■ Goal ■
Quote the entries in full, character for character, without their images.

■ Material for this exercise ■
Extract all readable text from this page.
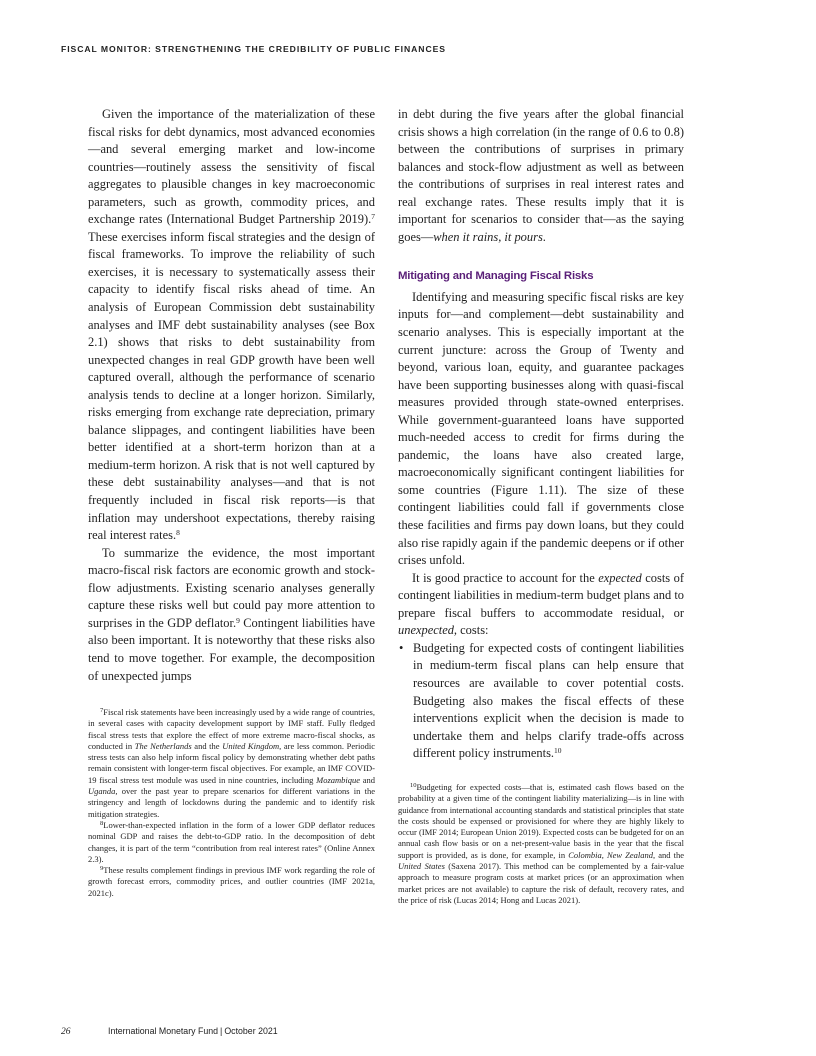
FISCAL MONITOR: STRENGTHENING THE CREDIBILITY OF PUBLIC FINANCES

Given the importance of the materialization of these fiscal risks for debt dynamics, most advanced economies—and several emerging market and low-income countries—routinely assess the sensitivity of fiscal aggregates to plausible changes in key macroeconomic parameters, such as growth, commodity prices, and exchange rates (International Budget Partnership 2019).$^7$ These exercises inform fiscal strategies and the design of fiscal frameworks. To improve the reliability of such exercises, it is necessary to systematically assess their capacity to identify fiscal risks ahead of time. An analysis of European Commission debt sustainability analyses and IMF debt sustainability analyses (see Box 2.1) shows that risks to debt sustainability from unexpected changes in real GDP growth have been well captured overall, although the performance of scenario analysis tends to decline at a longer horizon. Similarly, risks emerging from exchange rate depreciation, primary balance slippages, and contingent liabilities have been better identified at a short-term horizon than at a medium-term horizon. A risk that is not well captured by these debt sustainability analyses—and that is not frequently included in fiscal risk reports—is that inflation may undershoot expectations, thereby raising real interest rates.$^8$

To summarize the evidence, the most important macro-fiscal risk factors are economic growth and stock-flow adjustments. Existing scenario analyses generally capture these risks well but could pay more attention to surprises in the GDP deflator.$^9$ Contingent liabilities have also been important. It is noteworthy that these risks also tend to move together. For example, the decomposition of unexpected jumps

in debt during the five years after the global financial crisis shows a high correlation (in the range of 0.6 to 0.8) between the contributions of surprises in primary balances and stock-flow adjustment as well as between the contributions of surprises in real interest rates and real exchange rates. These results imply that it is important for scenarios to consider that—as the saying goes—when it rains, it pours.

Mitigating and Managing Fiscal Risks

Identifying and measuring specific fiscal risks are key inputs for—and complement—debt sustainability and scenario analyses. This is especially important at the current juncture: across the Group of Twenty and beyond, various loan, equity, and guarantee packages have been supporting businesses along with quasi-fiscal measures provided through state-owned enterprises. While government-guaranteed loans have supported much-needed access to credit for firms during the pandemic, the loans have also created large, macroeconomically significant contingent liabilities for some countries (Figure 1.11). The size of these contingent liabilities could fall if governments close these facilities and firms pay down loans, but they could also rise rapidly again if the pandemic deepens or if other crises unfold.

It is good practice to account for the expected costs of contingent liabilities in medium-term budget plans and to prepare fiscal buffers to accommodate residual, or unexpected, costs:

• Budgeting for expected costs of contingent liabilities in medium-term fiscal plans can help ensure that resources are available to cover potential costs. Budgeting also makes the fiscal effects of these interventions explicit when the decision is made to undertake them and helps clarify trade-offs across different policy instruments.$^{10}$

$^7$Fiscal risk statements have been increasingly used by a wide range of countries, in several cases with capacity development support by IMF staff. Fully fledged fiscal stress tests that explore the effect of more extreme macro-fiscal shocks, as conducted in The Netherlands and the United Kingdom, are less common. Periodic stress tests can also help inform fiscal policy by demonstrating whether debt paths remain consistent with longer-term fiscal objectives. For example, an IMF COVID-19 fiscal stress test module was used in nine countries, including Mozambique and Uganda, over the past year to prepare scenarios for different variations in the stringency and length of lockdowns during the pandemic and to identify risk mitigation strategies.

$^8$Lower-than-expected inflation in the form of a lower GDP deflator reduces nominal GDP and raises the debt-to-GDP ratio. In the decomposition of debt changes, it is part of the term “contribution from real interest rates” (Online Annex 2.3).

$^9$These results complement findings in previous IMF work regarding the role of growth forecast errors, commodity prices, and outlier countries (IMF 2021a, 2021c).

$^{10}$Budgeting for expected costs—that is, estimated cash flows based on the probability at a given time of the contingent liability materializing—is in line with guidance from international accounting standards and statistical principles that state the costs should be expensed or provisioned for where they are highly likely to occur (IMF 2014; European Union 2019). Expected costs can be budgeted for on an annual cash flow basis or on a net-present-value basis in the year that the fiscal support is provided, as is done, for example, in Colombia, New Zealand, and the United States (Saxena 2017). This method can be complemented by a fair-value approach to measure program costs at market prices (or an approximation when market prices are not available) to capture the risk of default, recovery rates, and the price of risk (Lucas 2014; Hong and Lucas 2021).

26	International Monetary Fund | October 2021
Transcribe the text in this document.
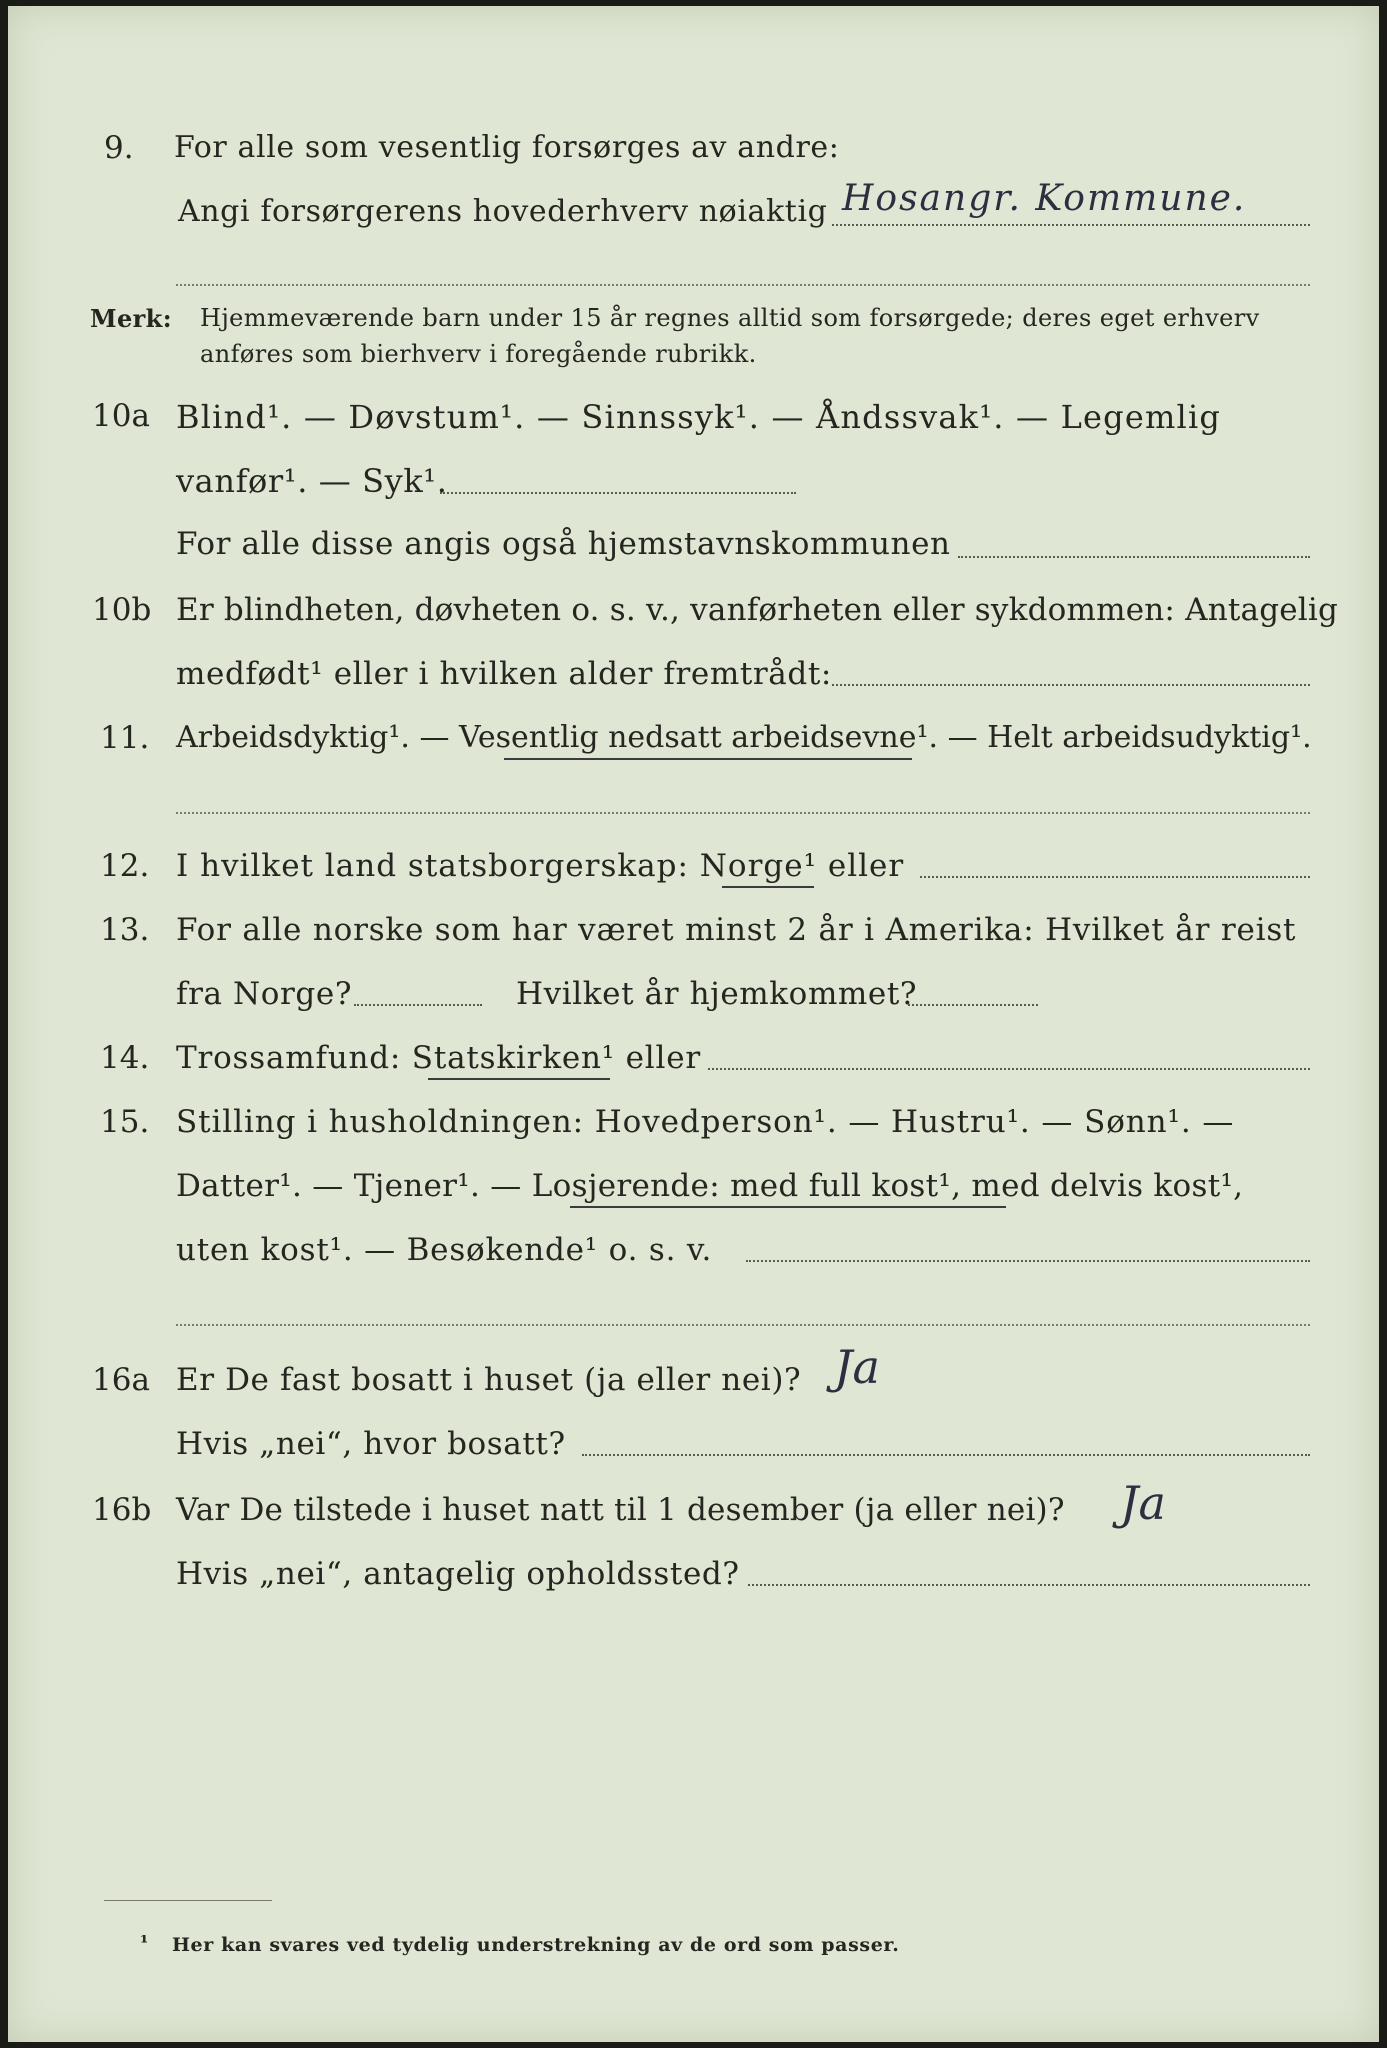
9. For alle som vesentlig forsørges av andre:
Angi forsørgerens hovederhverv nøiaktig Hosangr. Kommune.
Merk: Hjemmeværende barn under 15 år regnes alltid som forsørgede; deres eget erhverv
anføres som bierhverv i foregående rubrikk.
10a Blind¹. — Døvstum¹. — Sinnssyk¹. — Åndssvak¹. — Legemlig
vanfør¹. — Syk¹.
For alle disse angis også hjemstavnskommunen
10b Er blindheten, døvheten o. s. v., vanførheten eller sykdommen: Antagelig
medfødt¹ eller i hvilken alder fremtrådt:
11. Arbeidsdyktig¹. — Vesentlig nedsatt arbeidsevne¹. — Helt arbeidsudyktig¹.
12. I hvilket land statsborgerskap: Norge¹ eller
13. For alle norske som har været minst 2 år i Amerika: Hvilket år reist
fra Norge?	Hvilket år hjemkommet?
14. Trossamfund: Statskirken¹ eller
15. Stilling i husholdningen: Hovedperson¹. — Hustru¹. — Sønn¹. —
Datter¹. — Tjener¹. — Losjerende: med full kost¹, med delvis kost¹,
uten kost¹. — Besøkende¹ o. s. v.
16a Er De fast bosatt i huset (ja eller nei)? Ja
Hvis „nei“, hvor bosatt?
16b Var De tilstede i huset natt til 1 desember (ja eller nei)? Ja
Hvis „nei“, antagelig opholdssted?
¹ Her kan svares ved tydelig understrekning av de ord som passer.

■ Expected answer ■
Extract all readable text from this page.
FISCAL MONITOR: STRENGTHENING THE CREDIBILITY OF PUBLIC FINANCES

Given the importance of the materialization of these fiscal risks for debt dynamics, most advanced economies—and several emerging market and low-income countries—routinely assess the sensitivity of fiscal aggregates to plausible changes in key macroeconomic parameters, such as growth, commodity prices, and exchange rates (International Budget Partnership 2019).$^7$ These exercises inform fiscal strategies and the design of fiscal frameworks. To improve the reliability of such exercises, it is necessary to systematically assess their capacity to identify fiscal risks ahead of time. An analysis of European Commission debt sustainability analyses and IMF debt sustainability analyses (see Box 2.1) shows that risks to debt sustainability from unexpected changes in real GDP growth have been well captured overall, although the performance of scenario analysis tends to decline at a longer horizon. Similarly, risks emerging from exchange rate depreciation, primary balance slippages, and contingent liabilities have been better identified at a short-term horizon than at a medium-term horizon. A risk that is not well captured by these debt sustainability analyses—and that is not frequently included in fiscal risk reports—is that inflation may undershoot expectations, thereby raising real interest rates.$^8$

To summarize the evidence, the most important macro-fiscal risk factors are economic growth and stock-flow adjustments. Existing scenario analyses generally capture these risks well but could pay more attention to surprises in the GDP deflator.$^9$ Contingent liabilities have also been important. It is noteworthy that these risks also tend to move together. For example, the decomposition of unexpected jumps

in debt during the five years after the global financial crisis shows a high correlation (in the range of 0.6 to 0.8) between the contributions of surprises in primary balances and stock-flow adjustment as well as between the contributions of surprises in real interest rates and real exchange rates. These results imply that it is important for scenarios to consider that—as the saying goes—when it rains, it pours.

Mitigating and Managing Fiscal Risks

Identifying and measuring specific fiscal risks are key inputs for—and complement—debt sustainability and scenario analyses. This is especially important at the current juncture: across the Group of Twenty and beyond, various loan, equity, and guarantee packages have been supporting businesses along with quasi-fiscal measures provided through state-owned enterprises. While government-guaranteed loans have supported much-needed access to credit for firms during the pandemic, the loans have also created large, macroeconomically significant contingent liabilities for some countries (Figure 1.11). The size of these contingent liabilities could fall if governments close these facilities and firms pay down loans, but they could also rise rapidly again if the pandemic deepens or if other crises unfold.

It is good practice to account for the expected costs of contingent liabilities in medium-term budget plans and to prepare fiscal buffers to accommodate residual, or unexpected, costs:

• Budgeting for expected costs of contingent liabilities in medium-term fiscal plans can help ensure that resources are available to cover potential costs. Budgeting also makes the fiscal effects of these interventions explicit when the decision is made to undertake them and helps clarify trade-offs across different policy instruments.$^{10}$

$^7$Fiscal risk statements have been increasingly used by a wide range of countries, in several cases with capacity development support by IMF staff. Fully fledged fiscal stress tests that explore the effect of more extreme macro-fiscal shocks, as conducted in The Netherlands and the United Kingdom, are less common. Periodic stress tests can also help inform fiscal policy by demonstrating whether debt paths remain consistent with longer-term fiscal objectives. For example, an IMF COVID-19 fiscal stress test module was used in nine countries, including Mozambique and Uganda, over the past year to prepare scenarios for different variations in the stringency and length of lockdowns during the pandemic and to identify risk mitigation strategies.

$^8$Lower-than-expected inflation in the form of a lower GDP deflator reduces nominal GDP and raises the debt-to-GDP ratio. In the decomposition of debt changes, it is part of the term “contribution from real interest rates” (Online Annex 2.3).

$^9$These results complement findings in previous IMF work regarding the role of growth forecast errors, commodity prices, and outlier countries (IMF 2021a, 2021c).

$^{10}$Budgeting for expected costs—that is, estimated cash flows based on the probability at a given time of the contingent liability materializing—is in line with guidance from international accounting standards and statistical principles that state the costs should be expensed or provisioned for where they are highly likely to occur (IMF 2014; European Union 2019). Expected costs can be budgeted for on an annual cash flow basis or on a net-present-value basis in the year that the fiscal support is provided, as is done, for example, in Colombia, New Zealand, and the United States (Saxena 2017). This method can be complemented by a fair-value approach to measure program costs at market prices (or an approximation when market prices are not available) to capture the risk of default, recovery rates, and the price of risk (Lucas 2014; Hong and Lucas 2021).

26	International Monetary Fund | October 2021
Transcribe the text in this document.
9. For alle som vesentlig forsørges av andre:
Angi forsørgerens hovederhverv nøiaktig Hosangr. Kommune.
Merk: Hjemmeværende barn under 15 år regnes alltid som forsørgede; deres eget erhverv
anføres som bierhverv i foregående rubrikk.
10a Blind¹. — Døvstum¹. — Sinnssyk¹. — Åndssvak¹. — Legemlig
vanfør¹. — Syk¹.
For alle disse angis også hjemstavnskommunen
10b Er blindheten, døvheten o. s. v., vanførheten eller sykdommen: Antagelig
medfødt¹ eller i hvilken alder fremtrådt:
11. Arbeidsdyktig¹. — Vesentlig nedsatt arbeidsevne¹. — Helt arbeidsudyktig¹.
12. I hvilket land statsborgerskap: Norge¹ eller
13. For alle norske som har været minst 2 år i Amerika: Hvilket år reist
fra Norge?	Hvilket år hjemkommet?
14. Trossamfund: Statskirken¹ eller
15. Stilling i husholdningen: Hovedperson¹. — Hustru¹. — Sønn¹. —
Datter¹. — Tjener¹. — Losjerende: med full kost¹, med delvis kost¹,
uten kost¹. — Besøkende¹ o. s. v.
16a Er De fast bosatt i huset (ja eller nei)? Ja
Hvis „nei“, hvor bosatt?
16b Var De tilstede i huset natt til 1 desember (ja eller nei)? Ja
Hvis „nei“, antagelig opholdssted?
¹ Her kan svares ved tydelig understrekning av de ord som passer.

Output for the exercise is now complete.